- **Problem statement**:
Show every line of the records below that contains the word "through", treating uppercase and lowercase as different.

[START Data section]

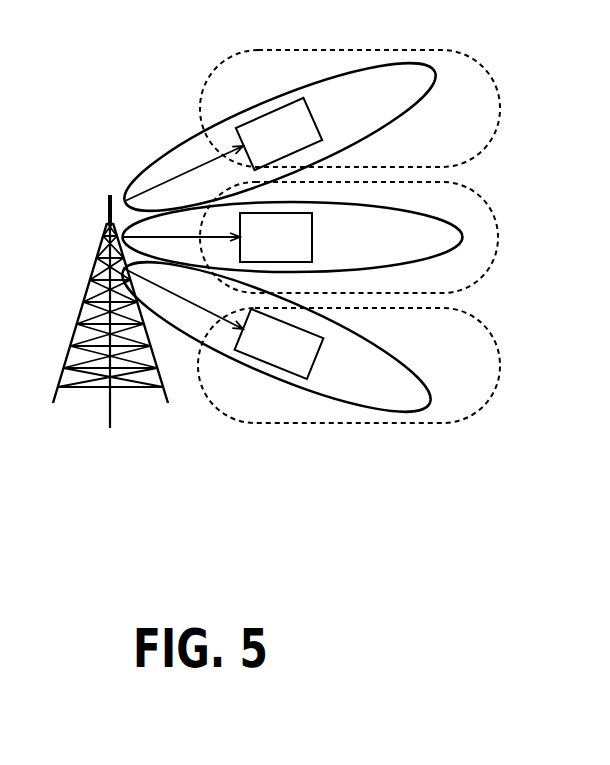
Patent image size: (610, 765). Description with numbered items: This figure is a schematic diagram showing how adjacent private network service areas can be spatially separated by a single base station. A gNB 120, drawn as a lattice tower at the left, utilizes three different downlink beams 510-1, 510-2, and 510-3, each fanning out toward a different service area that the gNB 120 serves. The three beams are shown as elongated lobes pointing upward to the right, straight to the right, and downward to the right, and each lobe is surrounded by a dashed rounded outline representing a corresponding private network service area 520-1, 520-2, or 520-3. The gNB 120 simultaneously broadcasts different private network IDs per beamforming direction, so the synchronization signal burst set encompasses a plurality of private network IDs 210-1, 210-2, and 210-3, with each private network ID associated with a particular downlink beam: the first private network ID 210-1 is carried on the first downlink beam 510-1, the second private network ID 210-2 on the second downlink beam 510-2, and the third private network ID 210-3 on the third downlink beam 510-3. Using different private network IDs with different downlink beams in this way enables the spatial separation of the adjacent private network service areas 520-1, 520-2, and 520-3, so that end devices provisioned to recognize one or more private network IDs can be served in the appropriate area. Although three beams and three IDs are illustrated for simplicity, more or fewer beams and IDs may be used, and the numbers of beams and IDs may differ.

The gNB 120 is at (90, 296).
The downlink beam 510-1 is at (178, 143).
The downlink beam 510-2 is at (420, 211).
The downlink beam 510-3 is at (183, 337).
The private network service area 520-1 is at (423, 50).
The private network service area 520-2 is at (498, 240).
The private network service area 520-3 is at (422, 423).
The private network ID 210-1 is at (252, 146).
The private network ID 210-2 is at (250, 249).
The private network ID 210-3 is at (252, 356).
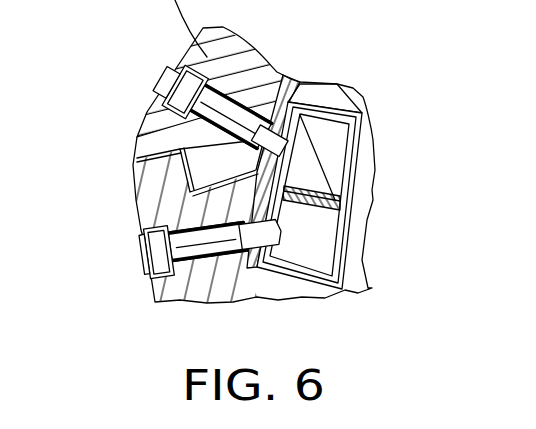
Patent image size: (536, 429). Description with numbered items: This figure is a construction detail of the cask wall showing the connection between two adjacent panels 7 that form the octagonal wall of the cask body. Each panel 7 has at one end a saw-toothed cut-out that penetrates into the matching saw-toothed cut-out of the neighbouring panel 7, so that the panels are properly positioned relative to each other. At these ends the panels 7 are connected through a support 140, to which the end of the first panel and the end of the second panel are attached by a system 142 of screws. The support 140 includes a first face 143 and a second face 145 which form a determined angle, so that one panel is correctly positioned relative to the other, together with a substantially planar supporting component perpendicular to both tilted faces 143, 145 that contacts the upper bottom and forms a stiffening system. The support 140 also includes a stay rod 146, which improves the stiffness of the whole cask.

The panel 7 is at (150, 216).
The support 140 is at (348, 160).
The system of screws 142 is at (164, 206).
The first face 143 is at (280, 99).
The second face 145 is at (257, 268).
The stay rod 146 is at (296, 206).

[END Data section]

- **Final answer**:
Patent image size: (536, 429). Description with numbered items: This figure is a construction detail of the cask wall showing the connection between two adjacent panels 7 that form the octagonal wall of the cask body. Each panel 7 has at one end a saw-toothed cut-out that penetrates into the matching saw-toothed cut-out of the neighbouring panel 7, so that the panels are properly positioned relative to each other. At these ends the panels 7 are connected through a support 140, to which the end of the first panel and the end of the second panel are attached by a system 142 of screws. The support 140 includes a first face 143 and a second face 145 which form a determined angle, so that one panel is correctly positioned relative to the other, together with a substantially planar supporting component perpendicular to both tilted faces 143, 145 that contacts the upper bottom and forms a stiffening system. The support 140 also includes a stay rod 146, which improves the stiffness of the whole cask.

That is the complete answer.